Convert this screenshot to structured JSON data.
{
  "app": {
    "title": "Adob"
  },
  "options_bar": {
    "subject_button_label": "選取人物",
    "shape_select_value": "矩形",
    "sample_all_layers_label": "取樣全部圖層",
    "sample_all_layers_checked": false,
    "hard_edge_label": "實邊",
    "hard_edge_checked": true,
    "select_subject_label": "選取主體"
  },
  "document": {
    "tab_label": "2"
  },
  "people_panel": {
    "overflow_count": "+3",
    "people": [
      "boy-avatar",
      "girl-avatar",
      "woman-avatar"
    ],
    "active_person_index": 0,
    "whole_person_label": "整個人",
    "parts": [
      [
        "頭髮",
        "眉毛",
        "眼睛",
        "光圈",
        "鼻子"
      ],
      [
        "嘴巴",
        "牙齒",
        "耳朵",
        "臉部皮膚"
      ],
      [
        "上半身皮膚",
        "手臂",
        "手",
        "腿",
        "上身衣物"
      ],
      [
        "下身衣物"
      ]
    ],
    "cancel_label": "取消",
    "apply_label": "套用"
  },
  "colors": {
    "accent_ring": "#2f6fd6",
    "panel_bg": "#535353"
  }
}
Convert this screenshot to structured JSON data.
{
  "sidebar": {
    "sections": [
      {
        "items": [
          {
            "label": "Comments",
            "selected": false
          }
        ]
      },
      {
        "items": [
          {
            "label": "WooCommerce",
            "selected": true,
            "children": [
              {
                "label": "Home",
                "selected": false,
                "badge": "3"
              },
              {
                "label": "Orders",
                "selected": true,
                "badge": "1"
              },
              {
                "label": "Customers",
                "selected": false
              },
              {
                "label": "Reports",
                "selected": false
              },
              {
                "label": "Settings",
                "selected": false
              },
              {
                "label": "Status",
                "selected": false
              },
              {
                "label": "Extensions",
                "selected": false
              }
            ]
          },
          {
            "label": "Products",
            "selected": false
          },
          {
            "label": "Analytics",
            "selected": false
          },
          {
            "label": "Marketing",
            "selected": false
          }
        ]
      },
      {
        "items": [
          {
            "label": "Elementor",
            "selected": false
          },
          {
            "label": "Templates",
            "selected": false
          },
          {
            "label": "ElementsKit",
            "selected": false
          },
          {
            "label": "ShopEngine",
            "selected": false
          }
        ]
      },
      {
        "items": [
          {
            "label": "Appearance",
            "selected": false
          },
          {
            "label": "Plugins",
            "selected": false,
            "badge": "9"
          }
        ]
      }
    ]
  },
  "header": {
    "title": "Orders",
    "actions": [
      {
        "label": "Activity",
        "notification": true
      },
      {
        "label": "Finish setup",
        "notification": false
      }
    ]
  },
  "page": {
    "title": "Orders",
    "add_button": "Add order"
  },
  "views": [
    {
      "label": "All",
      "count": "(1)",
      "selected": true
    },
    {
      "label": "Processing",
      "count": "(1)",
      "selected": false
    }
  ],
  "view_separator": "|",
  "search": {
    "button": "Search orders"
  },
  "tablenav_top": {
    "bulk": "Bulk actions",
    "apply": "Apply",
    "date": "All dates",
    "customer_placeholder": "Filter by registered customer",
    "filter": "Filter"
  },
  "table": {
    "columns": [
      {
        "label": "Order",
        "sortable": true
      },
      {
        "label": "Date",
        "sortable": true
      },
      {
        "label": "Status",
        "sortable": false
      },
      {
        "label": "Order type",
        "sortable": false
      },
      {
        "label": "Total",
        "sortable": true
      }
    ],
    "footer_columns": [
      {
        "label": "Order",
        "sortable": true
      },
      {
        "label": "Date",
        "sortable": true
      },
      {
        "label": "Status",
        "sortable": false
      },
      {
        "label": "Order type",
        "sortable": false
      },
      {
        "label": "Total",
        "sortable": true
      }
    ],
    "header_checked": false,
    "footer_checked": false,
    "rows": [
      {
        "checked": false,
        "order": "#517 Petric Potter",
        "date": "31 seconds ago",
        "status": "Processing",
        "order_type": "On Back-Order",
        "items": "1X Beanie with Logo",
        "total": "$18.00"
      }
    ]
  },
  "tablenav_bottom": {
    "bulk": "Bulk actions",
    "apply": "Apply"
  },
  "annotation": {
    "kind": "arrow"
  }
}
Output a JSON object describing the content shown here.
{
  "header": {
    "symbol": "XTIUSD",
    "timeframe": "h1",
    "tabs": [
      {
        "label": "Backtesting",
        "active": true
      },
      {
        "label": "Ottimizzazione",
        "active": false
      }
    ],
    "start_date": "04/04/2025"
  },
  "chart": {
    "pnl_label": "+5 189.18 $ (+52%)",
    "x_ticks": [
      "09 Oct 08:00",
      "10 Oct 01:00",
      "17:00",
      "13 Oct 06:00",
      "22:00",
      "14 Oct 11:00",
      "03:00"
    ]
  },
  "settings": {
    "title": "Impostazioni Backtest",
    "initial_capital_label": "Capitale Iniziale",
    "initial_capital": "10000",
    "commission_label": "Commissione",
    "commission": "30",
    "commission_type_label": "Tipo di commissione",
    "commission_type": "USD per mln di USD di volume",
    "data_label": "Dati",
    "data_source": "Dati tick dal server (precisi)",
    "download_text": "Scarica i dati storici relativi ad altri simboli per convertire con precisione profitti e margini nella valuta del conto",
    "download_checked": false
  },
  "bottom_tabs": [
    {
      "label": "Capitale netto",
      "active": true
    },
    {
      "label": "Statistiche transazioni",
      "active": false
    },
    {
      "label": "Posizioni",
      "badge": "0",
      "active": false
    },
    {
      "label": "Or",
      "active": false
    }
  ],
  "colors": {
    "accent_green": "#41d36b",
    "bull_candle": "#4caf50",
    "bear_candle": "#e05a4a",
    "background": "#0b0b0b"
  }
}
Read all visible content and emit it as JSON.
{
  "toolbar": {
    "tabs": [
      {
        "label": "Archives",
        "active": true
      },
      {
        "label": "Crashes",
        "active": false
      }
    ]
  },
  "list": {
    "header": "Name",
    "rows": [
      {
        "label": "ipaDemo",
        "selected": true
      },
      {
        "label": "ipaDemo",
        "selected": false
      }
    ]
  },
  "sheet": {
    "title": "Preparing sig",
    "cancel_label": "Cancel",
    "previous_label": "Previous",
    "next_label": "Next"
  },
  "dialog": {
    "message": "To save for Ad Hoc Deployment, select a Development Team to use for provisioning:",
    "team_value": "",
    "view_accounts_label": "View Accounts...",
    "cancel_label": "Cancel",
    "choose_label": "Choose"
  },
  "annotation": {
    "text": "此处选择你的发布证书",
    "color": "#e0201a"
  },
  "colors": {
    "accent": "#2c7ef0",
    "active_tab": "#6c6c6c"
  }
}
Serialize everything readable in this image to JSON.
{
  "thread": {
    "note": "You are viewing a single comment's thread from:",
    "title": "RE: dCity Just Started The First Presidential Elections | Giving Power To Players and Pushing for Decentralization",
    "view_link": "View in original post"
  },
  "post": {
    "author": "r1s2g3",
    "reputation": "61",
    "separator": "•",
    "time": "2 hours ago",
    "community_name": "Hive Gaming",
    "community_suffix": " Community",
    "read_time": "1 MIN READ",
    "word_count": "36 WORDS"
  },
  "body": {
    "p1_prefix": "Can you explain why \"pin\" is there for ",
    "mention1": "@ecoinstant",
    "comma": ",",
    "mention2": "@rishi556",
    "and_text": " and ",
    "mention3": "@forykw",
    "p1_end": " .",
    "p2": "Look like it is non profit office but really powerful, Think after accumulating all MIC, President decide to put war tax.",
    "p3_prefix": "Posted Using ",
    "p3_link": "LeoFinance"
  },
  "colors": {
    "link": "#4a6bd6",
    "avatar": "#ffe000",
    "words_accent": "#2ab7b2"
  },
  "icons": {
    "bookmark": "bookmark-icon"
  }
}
_ _ _ _ _
*Your objective*: Give all of the entries again, word for word.

*Solution for this problem*:
Convert this screenshot to structured JSON data.
{
  "app": {
    "title": "Adob"
  },
  "options_bar": {
    "subject_button_label": "選取人物",
    "shape_select_value": "矩形",
    "sample_all_layers_label": "取樣全部圖層",
    "sample_all_layers_checked": false,
    "hard_edge_label": "實邊",
    "hard_edge_checked": true,
    "select_subject_label": "選取主體"
  },
  "document": {
    "tab_label": "2"
  },
  "people_panel": {
    "overflow_count": "+3",
    "people": [
      "boy-avatar",
      "girl-avatar",
      "woman-avatar"
    ],
    "active_person_index": 0,
    "whole_person_label": "整個人",
    "parts": [
      [
        "頭髮",
        "眉毛",
        "眼睛",
        "光圈",
        "鼻子"
      ],
      [
        "嘴巴",
        "牙齒",
        "耳朵",
        "臉部皮膚"
      ],
      [
        "上半身皮膚",
        "手臂",
        "手",
        "腿",
        "上身衣物"
      ],
      [
        "下身衣物"
      ]
    ],
    "cancel_label": "取消",
    "apply_label": "套用"
  },
  "colors": {
    "accent_ring": "#2f6fd6",
    "panel_bg": "#535353"
  }
}
Convert this screenshot to structured JSON data.
{
  "sidebar": {
    "sections": [
      {
        "items": [
          {
            "label": "Comments",
            "selected": false
          }
        ]
      },
      {
        "items": [
          {
            "label": "WooCommerce",
            "selected": true,
            "children": [
              {
                "label": "Home",
                "selected": false,
                "badge": "3"
              },
              {
                "label": "Orders",
                "selected": true,
                "badge": "1"
              },
              {
                "label": "Customers",
                "selected": false
              },
              {
                "label": "Reports",
                "selected": false
              },
              {
                "label": "Settings",
                "selected": false
              },
              {
                "label": "Status",
                "selected": false
              },
              {
                "label": "Extensions",
                "selected": false
              }
            ]
          },
          {
            "label": "Products",
            "selected": false
          },
          {
            "label": "Analytics",
            "selected": false
          },
          {
            "label": "Marketing",
            "selected": false
          }
        ]
      },
      {
        "items": [
          {
            "label": "Elementor",
            "selected": false
          },
          {
            "label": "Templates",
            "selected": false
          },
          {
            "label": "ElementsKit",
            "selected": false
          },
          {
            "label": "ShopEngine",
            "selected": false
          }
        ]
      },
      {
        "items": [
          {
            "label": "Appearance",
            "selected": false
          },
          {
            "label": "Plugins",
            "selected": false,
            "badge": "9"
          }
        ]
      }
    ]
  },
  "header": {
    "title": "Orders",
    "actions": [
      {
        "label": "Activity",
        "notification": true
      },
      {
        "label": "Finish setup",
        "notification": false
      }
    ]
  },
  "page": {
    "title": "Orders",
    "add_button": "Add order"
  },
  "views": [
    {
      "label": "All",
      "count": "(1)",
      "selected": true
    },
    {
      "label": "Processing",
      "count": "(1)",
      "selected": false
    }
  ],
  "view_separator": "|",
  "search": {
    "button": "Search orders"
  },
  "tablenav_top": {
    "bulk": "Bulk actions",
    "apply": "Apply",
    "date": "All dates",
    "customer_placeholder": "Filter by registered customer",
    "filter": "Filter"
  },
  "table": {
    "columns": [
      {
        "label": "Order",
        "sortable": true
      },
      {
        "label": "Date",
        "sortable": true
      },
      {
        "label": "Status",
        "sortable": false
      },
      {
        "label": "Order type",
        "sortable": false
      },
      {
        "label": "Total",
        "sortable": true
      }
    ],
    "footer_columns": [
      {
        "label": "Order",
        "sortable": true
      },
      {
        "label": "Date",
        "sortable": true
      },
      {
        "label": "Status",
        "sortable": false
      },
      {
        "label": "Order type",
        "sortable": false
      },
      {
        "label": "Total",
        "sortable": true
      }
    ],
    "header_checked": false,
    "footer_checked": false,
    "rows": [
      {
        "checked": false,
        "order": "#517 Petric Potter",
        "date": "31 seconds ago",
        "status": "Processing",
        "order_type": "On Back-Order",
        "items": "1X Beanie with Logo",
        "total": "$18.00"
      }
    ]
  },
  "tablenav_bottom": {
    "bulk": "Bulk actions",
    "apply": "Apply"
  },
  "annotation": {
    "kind": "arrow"
  }
}
Output a JSON object describing the content shown here.
{
  "header": {
    "symbol": "XTIUSD",
    "timeframe": "h1",
    "tabs": [
      {
        "label": "Backtesting",
        "active": true
      },
      {
        "label": "Ottimizzazione",
        "active": false
      }
    ],
    "start_date": "04/04/2025"
  },
  "chart": {
    "pnl_label": "+5 189.18 $ (+52%)",
    "x_ticks": [
      "09 Oct 08:00",
      "10 Oct 01:00",
      "17:00",
      "13 Oct 06:00",
      "22:00",
      "14 Oct 11:00",
      "03:00"
    ]
  },
  "settings": {
    "title": "Impostazioni Backtest",
    "initial_capital_label": "Capitale Iniziale",
    "initial_capital": "10000",
    "commission_label": "Commissione",
    "commission": "30",
    "commission_type_label": "Tipo di commissione",
    "commission_type": "USD per mln di USD di volume",
    "data_label": "Dati",
    "data_source": "Dati tick dal server (precisi)",
    "download_text": "Scarica i dati storici relativi ad altri simboli per convertire con precisione profitti e margini nella valuta del conto",
    "download_checked": false
  },
  "bottom_tabs": [
    {
      "label": "Capitale netto",
      "active": true
    },
    {
      "label": "Statistiche transazioni",
      "active": false
    },
    {
      "label": "Posizioni",
      "badge": "0",
      "active": false
    },
    {
      "label": "Or",
      "active": false
    }
  ],
  "colors": {
    "accent_green": "#41d36b",
    "bull_candle": "#4caf50",
    "bear_candle": "#e05a4a",
    "background": "#0b0b0b"
  }
}
Read all visible content and emit it as JSON.
{
  "toolbar": {
    "tabs": [
      {
        "label": "Archives",
        "active": true
      },
      {
        "label": "Crashes",
        "active": false
      }
    ]
  },
  "list": {
    "header": "Name",
    "rows": [
      {
        "label": "ipaDemo",
        "selected": true
      },
      {
        "label": "ipaDemo",
        "selected": false
      }
    ]
  },
  "sheet": {
    "title": "Preparing sig",
    "cancel_label": "Cancel",
    "previous_label": "Previous",
    "next_label": "Next"
  },
  "dialog": {
    "message": "To save for Ad Hoc Deployment, select a Development Team to use for provisioning:",
    "team_value": "",
    "view_accounts_label": "View Accounts...",
    "cancel_label": "Cancel",
    "choose_label": "Choose"
  },
  "annotation": {
    "text": "此处选择你的发布证书",
    "color": "#e0201a"
  },
  "colors": {
    "accent": "#2c7ef0",
    "active_tab": "#6c6c6c"
  }
}
Serialize everything readable in this image to JSON.
{
  "thread": {
    "note": "You are viewing a single comment's thread from:",
    "title": "RE: dCity Just Started The First Presidential Elections | Giving Power To Players and Pushing for Decentralization",
    "view_link": "View in original post"
  },
  "post": {
    "author": "r1s2g3",
    "reputation": "61",
    "separator": "•",
    "time": "2 hours ago",
    "community_name": "Hive Gaming",
    "community_suffix": " Community",
    "read_time": "1 MIN READ",
    "word_count": "36 WORDS"
  },
  "body": {
    "p1_prefix": "Can you explain why \"pin\" is there for ",
    "mention1": "@ecoinstant",
    "comma": ",",
    "mention2": "@rishi556",
    "and_text": " and ",
    "mention3": "@forykw",
    "p1_end": " .",
    "p2": "Look like it is non profit office but really powerful, Think after accumulating all MIC, President decide to put war tax.",
    "p3_prefix": "Posted Using ",
    "p3_link": "LeoFinance"
  },
  "colors": {
    "link": "#4a6bd6",
    "avatar": "#ffe000",
    "words_accent": "#2ab7b2"
  },
  "icons": {
    "bookmark": "bookmark-icon"
  }
}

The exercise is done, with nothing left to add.